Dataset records
___

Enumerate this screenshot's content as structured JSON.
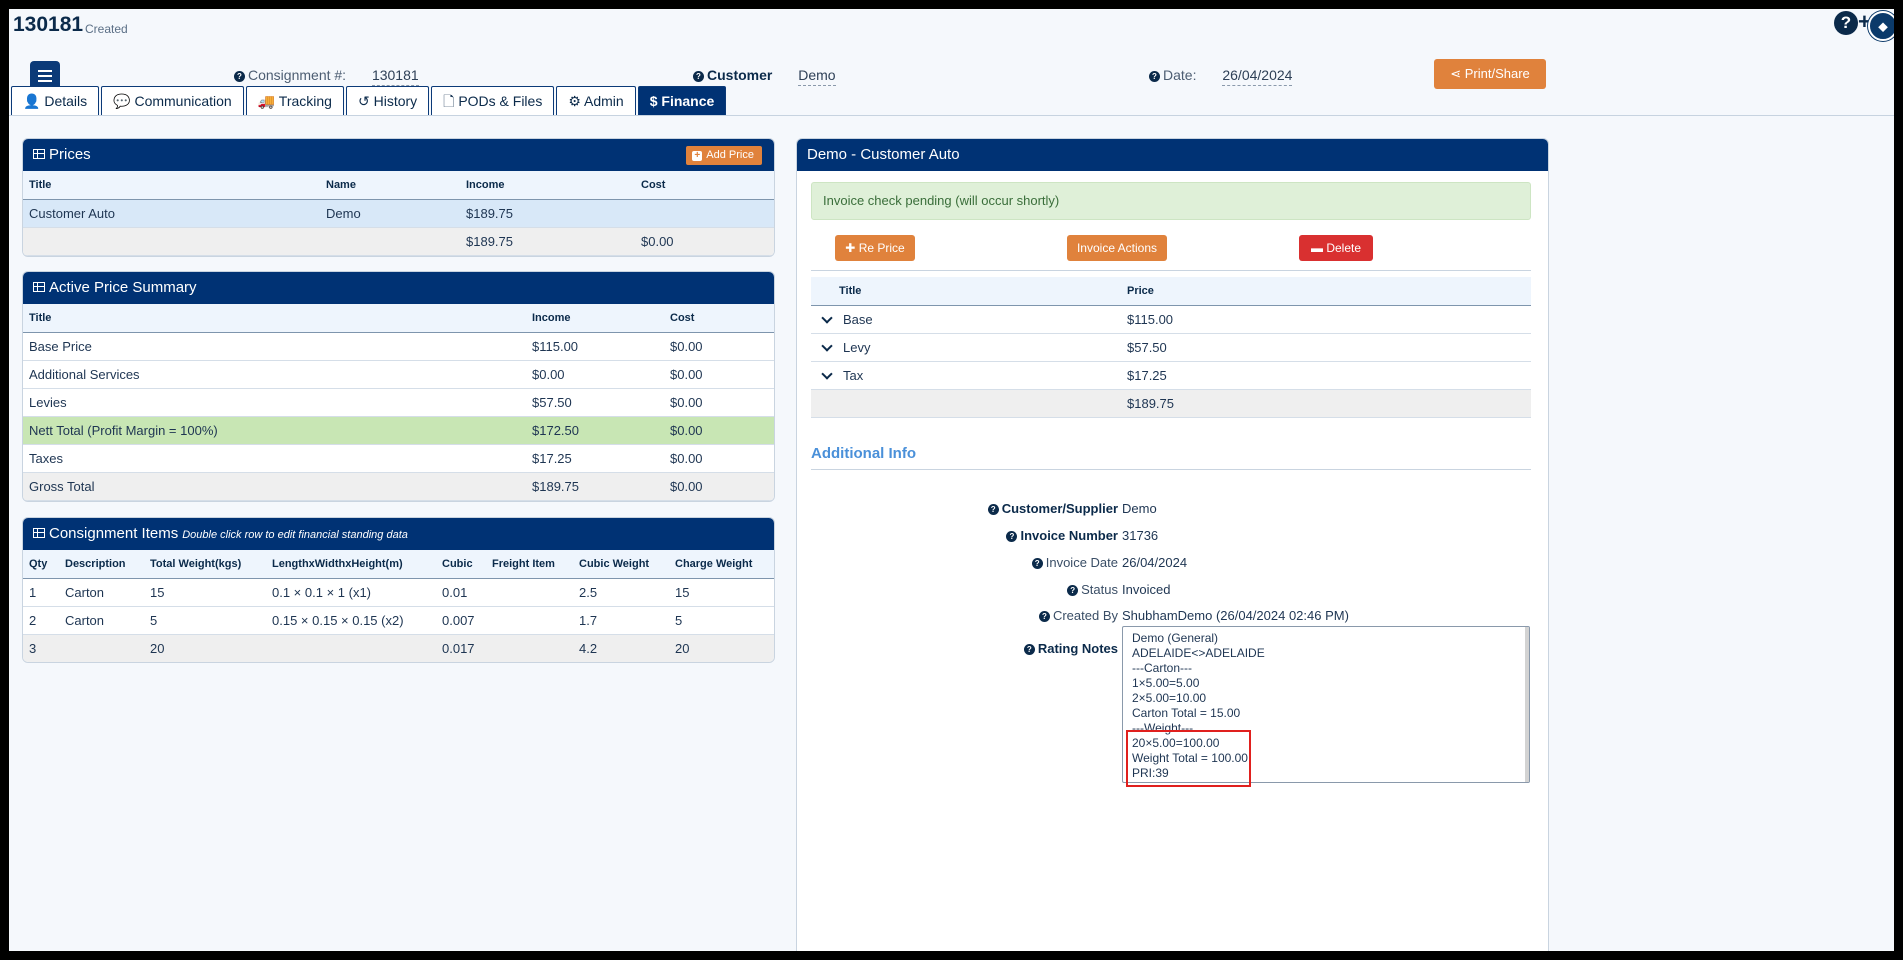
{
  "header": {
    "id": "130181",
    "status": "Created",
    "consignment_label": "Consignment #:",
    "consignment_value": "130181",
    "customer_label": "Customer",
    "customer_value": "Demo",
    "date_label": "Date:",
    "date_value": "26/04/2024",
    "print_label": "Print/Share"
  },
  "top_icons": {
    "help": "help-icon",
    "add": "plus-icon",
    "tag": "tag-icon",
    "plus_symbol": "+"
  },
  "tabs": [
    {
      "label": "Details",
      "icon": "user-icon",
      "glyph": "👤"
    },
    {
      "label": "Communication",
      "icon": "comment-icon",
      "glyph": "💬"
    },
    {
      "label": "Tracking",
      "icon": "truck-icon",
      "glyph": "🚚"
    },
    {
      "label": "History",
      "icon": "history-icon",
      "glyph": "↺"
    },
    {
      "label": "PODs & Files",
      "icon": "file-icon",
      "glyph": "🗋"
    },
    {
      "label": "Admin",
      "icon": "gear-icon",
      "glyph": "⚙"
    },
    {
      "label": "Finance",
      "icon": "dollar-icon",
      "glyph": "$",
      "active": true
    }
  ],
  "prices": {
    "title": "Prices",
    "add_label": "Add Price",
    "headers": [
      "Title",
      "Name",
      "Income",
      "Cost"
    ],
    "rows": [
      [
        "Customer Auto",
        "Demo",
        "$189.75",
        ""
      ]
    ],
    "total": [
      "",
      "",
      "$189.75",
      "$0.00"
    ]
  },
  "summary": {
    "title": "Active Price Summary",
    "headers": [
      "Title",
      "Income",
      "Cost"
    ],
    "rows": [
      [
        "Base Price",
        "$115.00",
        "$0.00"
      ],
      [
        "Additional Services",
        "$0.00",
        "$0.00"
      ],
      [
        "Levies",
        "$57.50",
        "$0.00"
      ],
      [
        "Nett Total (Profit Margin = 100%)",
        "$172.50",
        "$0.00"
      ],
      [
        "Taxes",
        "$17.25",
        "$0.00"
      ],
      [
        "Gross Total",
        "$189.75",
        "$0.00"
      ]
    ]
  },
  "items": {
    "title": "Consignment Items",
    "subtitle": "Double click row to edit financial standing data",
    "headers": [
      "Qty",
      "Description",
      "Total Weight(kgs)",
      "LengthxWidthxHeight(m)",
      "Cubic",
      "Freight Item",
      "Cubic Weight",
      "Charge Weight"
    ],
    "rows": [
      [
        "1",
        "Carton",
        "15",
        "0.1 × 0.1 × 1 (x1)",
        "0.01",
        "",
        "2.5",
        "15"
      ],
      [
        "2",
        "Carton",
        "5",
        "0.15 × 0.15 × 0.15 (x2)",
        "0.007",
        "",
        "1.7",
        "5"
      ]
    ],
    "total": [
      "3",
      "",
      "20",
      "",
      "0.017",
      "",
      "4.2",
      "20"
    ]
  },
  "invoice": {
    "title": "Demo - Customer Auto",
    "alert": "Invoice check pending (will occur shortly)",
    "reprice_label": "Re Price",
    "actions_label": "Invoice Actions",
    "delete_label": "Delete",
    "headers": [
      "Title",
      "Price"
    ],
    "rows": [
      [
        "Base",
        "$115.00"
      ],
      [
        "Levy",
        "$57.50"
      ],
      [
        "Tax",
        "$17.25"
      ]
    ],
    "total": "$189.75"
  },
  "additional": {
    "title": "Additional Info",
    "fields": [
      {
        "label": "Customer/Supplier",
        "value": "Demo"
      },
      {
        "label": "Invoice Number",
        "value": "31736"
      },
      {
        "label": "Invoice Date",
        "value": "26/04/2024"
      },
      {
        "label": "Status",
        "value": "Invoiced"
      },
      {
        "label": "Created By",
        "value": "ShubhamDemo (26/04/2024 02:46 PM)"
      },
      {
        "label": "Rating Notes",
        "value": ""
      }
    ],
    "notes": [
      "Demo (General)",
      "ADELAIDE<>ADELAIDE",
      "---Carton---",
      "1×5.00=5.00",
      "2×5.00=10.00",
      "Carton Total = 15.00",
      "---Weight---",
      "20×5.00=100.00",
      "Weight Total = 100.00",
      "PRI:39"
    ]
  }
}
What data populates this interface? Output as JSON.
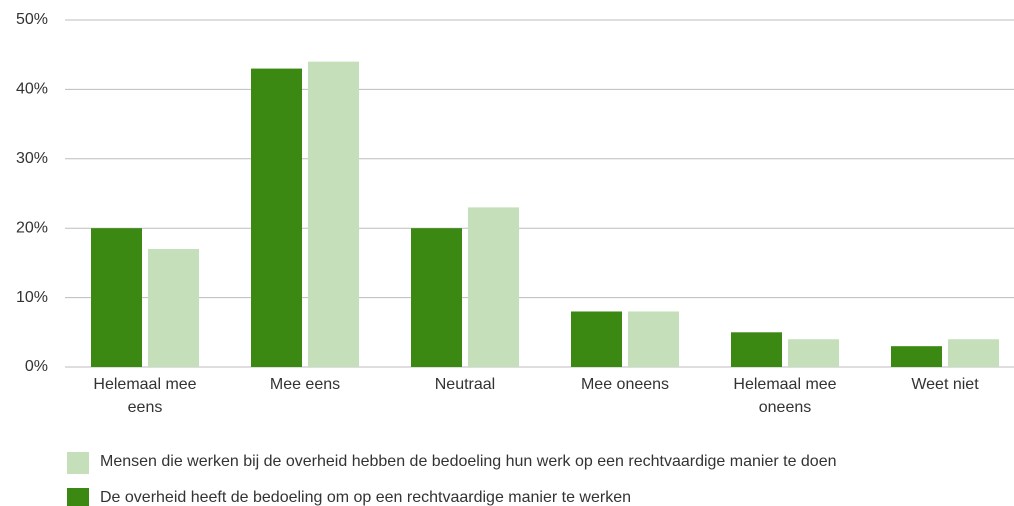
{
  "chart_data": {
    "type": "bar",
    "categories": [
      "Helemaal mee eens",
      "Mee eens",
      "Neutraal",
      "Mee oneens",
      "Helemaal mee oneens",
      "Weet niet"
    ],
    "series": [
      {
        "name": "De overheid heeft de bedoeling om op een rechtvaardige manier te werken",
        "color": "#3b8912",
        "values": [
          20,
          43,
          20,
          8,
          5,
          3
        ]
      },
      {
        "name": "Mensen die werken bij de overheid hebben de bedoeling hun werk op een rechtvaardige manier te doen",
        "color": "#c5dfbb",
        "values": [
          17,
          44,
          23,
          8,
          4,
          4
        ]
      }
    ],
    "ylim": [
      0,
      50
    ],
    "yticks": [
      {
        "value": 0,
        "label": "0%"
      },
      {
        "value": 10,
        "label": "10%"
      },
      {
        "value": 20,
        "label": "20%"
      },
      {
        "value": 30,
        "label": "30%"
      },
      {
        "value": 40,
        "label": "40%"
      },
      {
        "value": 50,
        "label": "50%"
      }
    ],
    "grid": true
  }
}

___

Starting at the line that contains "What data populates", write out every line through the end of the entries, both ends included, without any pictures.

Worked answer
What data populates this interface? Output as JSON.
{
  "chart_data": {
    "type": "bar",
    "categories": [
      "Helemaal mee eens",
      "Mee eens",
      "Neutraal",
      "Mee oneens",
      "Helemaal mee oneens",
      "Weet niet"
    ],
    "series": [
      {
        "name": "De overheid heeft de bedoeling om op een rechtvaardige manier te werken",
        "color": "#3b8912",
        "values": [
          20,
          43,
          20,
          8,
          5,
          3
        ]
      },
      {
        "name": "Mensen die werken bij de overheid hebben de bedoeling hun werk op een rechtvaardige manier te doen",
        "color": "#c5dfbb",
        "values": [
          17,
          44,
          23,
          8,
          4,
          4
        ]
      }
    ],
    "ylim": [
      0,
      50
    ],
    "yticks": [
      {
        "value": 0,
        "label": "0%"
      },
      {
        "value": 10,
        "label": "10%"
      },
      {
        "value": 20,
        "label": "20%"
      },
      {
        "value": 30,
        "label": "30%"
      },
      {
        "value": 40,
        "label": "40%"
      },
      {
        "value": 50,
        "label": "50%"
      }
    ],
    "grid": true
  }
}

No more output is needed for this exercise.